[Data items]
————————

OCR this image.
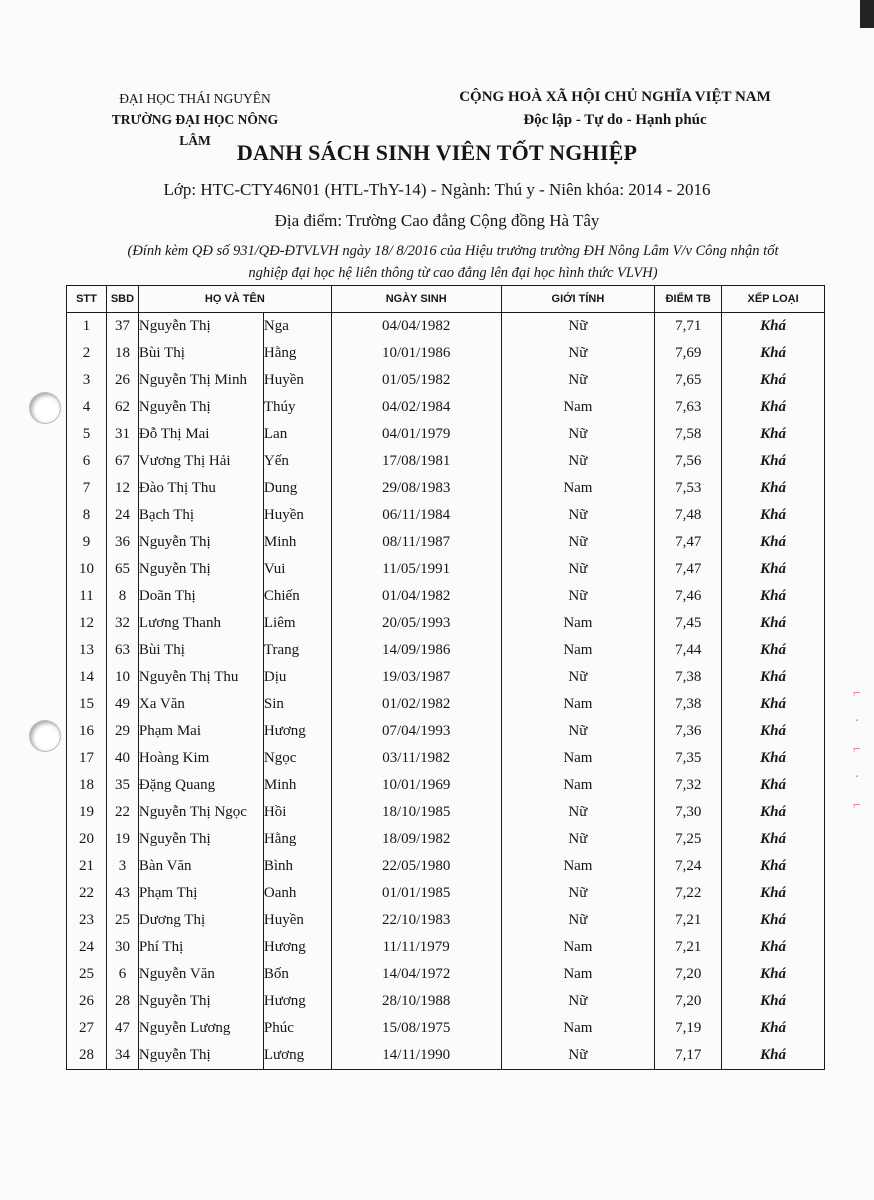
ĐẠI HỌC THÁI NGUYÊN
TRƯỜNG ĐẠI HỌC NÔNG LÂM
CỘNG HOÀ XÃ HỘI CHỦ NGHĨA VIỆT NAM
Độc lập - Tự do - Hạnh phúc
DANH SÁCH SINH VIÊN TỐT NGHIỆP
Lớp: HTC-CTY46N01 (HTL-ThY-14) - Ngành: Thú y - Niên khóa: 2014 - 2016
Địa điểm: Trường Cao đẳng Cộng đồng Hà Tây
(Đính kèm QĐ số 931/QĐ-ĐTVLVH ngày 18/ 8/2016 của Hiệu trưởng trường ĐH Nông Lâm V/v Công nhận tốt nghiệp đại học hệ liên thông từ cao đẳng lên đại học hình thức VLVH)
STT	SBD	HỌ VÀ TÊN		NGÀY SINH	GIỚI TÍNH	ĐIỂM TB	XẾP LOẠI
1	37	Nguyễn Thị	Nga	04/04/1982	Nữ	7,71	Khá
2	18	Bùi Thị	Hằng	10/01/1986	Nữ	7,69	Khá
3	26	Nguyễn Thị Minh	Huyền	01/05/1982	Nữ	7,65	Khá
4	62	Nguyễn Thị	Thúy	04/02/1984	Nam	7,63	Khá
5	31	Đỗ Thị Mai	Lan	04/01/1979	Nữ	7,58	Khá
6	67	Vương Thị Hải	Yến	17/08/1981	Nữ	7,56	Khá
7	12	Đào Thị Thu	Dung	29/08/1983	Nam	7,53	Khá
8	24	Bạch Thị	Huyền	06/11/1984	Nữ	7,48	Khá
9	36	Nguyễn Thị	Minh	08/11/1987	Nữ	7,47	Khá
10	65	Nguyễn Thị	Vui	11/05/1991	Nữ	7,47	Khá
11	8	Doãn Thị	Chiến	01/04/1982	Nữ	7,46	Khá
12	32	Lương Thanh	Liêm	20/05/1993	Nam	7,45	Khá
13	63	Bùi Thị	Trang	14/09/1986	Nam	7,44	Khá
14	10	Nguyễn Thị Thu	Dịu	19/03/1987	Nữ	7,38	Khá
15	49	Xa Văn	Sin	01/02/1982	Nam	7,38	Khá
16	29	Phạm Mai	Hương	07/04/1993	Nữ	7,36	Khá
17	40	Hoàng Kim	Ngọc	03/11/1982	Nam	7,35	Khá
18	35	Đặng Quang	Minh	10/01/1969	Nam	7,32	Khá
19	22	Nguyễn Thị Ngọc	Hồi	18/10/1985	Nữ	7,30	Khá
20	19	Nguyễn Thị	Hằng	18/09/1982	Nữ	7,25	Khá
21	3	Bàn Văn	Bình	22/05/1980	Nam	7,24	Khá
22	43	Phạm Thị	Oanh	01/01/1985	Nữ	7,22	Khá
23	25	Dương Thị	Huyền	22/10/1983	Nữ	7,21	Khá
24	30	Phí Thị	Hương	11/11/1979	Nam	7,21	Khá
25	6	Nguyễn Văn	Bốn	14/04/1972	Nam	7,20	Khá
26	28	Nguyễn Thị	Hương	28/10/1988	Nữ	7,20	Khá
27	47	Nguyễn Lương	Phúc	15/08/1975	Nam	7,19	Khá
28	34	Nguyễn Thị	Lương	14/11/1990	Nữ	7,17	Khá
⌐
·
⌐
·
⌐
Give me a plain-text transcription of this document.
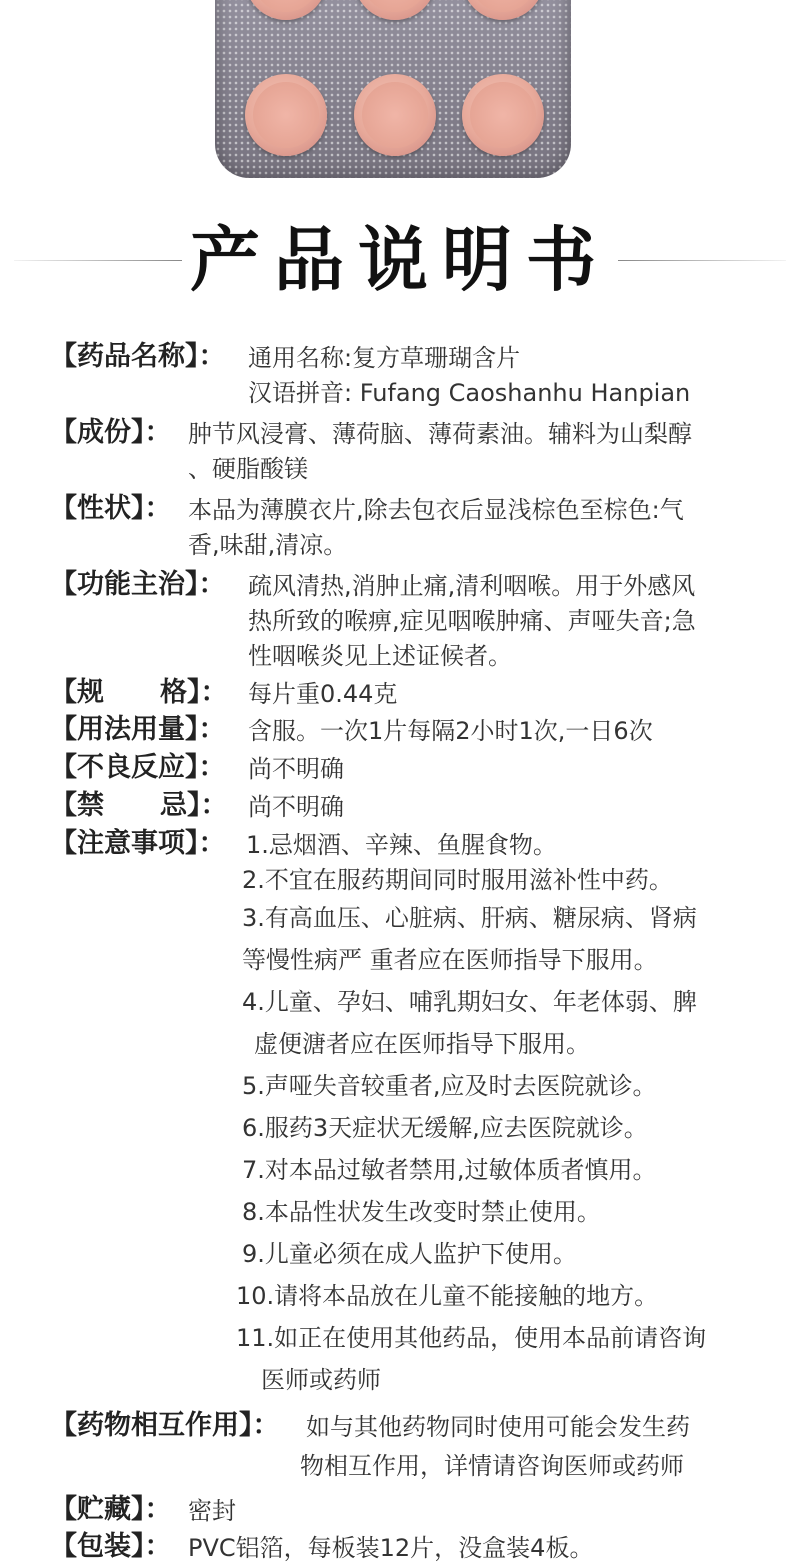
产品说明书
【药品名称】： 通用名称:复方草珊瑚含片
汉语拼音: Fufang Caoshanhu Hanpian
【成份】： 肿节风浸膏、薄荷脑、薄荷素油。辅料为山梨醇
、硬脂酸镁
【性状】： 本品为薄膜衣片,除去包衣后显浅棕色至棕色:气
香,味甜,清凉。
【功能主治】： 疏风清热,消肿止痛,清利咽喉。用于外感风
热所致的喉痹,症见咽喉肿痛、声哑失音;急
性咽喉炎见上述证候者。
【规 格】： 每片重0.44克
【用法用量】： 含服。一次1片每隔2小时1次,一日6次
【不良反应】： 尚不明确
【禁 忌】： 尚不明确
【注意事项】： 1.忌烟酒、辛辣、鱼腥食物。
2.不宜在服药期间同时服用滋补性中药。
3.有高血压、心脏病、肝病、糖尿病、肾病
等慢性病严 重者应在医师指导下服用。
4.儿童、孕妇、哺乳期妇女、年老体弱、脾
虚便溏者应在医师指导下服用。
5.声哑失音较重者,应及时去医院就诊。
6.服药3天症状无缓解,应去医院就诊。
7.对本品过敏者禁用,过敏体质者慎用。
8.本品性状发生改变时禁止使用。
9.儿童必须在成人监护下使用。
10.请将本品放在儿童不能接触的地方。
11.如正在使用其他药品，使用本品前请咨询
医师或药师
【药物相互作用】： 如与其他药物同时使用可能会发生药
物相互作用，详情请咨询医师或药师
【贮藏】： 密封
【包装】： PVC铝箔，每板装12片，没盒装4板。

————————

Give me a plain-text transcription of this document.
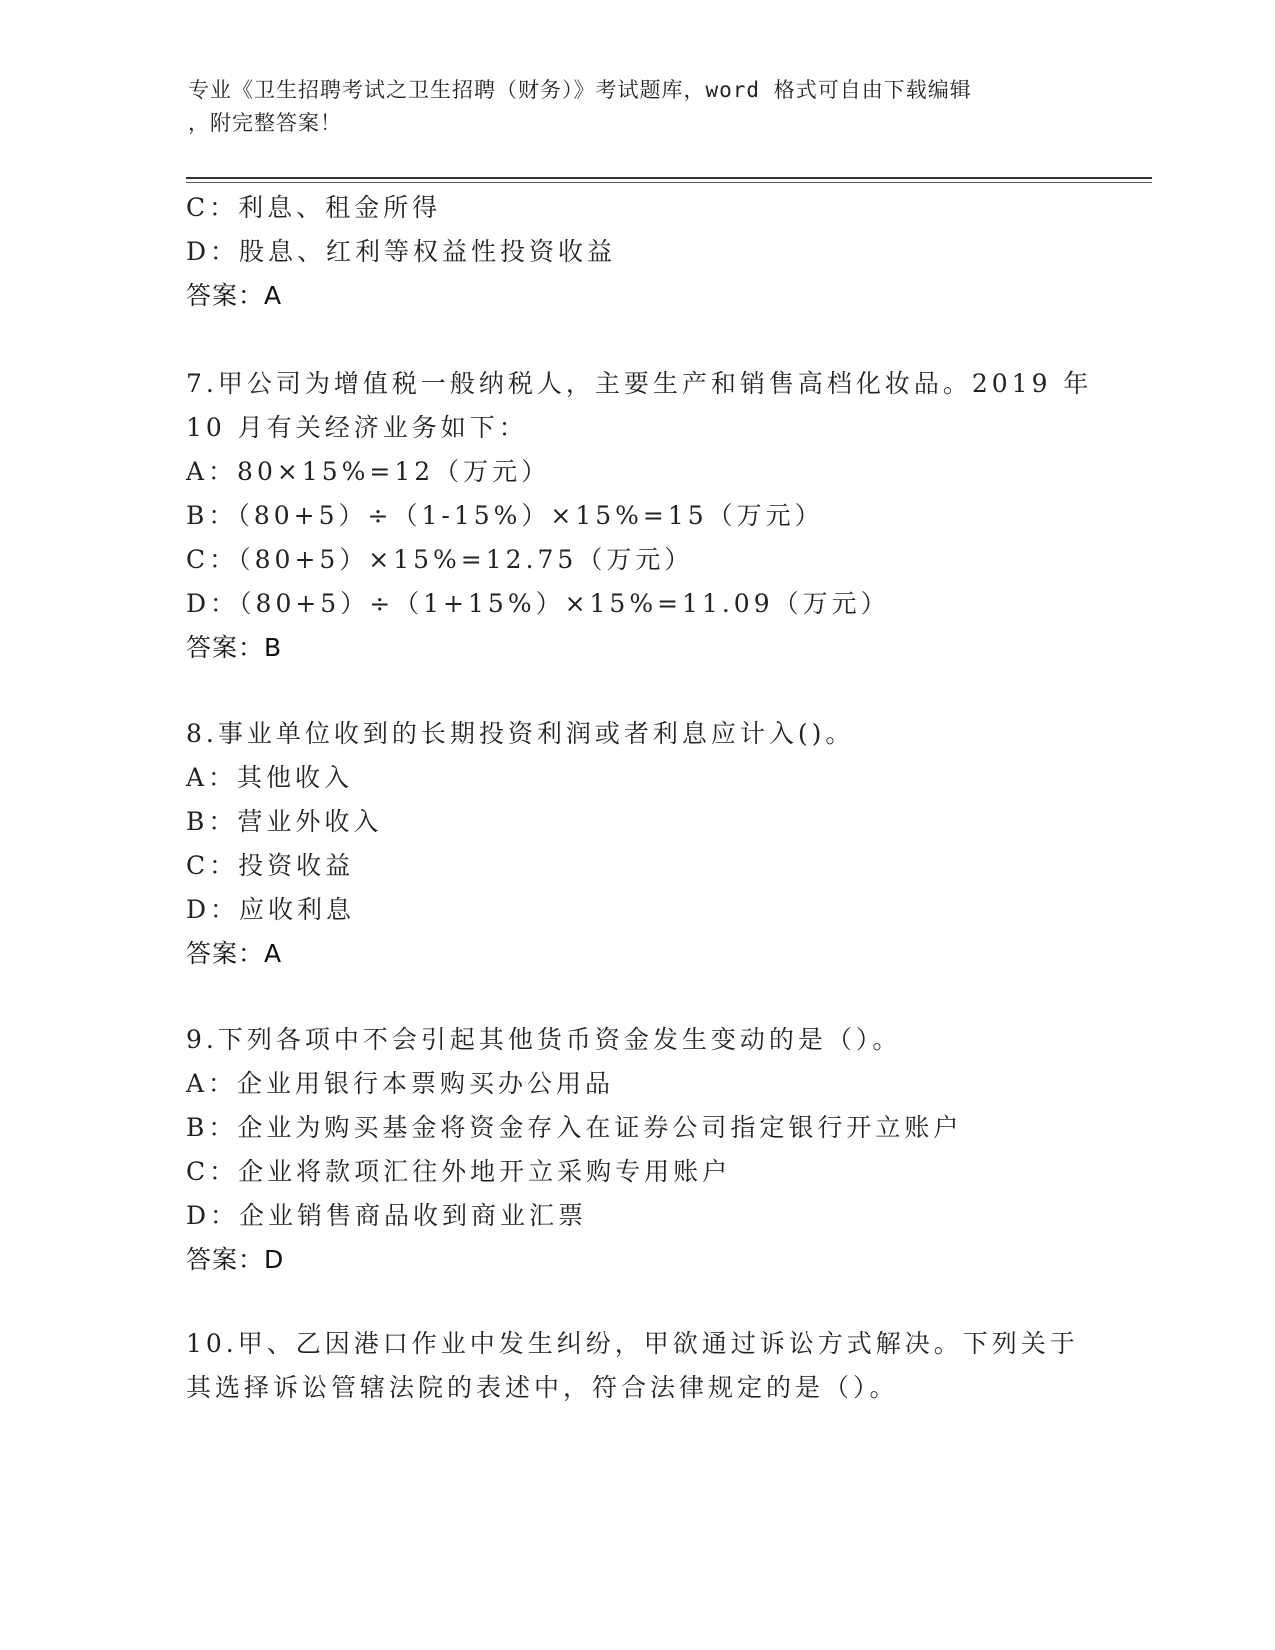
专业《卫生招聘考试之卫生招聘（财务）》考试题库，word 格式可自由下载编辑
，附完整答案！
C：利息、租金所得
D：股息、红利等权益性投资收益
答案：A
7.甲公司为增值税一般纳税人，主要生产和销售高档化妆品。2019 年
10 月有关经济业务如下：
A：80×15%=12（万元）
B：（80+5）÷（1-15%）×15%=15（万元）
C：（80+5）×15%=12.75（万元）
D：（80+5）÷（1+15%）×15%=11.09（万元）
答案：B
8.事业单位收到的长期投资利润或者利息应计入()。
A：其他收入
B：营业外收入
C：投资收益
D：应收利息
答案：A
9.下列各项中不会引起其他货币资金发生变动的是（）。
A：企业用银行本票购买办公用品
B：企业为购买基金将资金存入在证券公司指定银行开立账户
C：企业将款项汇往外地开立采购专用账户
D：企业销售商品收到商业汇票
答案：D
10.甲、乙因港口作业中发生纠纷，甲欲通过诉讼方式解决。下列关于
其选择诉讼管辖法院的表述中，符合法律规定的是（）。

————————

* EXERCISE REQUIREMENTS
Give every line of the material that includes the string "Hương".

* ANSWER TO THE EXERCISE
16	29	Phạm Mai	Hương	07/04/1993	Nữ	7,36	Khá
24	30	Phí Thị	Hương	11/11/1979	Nam	7,21	Khá
26	28	Nguyễn Thị	Hương	28/10/1988	Nữ	7,20	Khá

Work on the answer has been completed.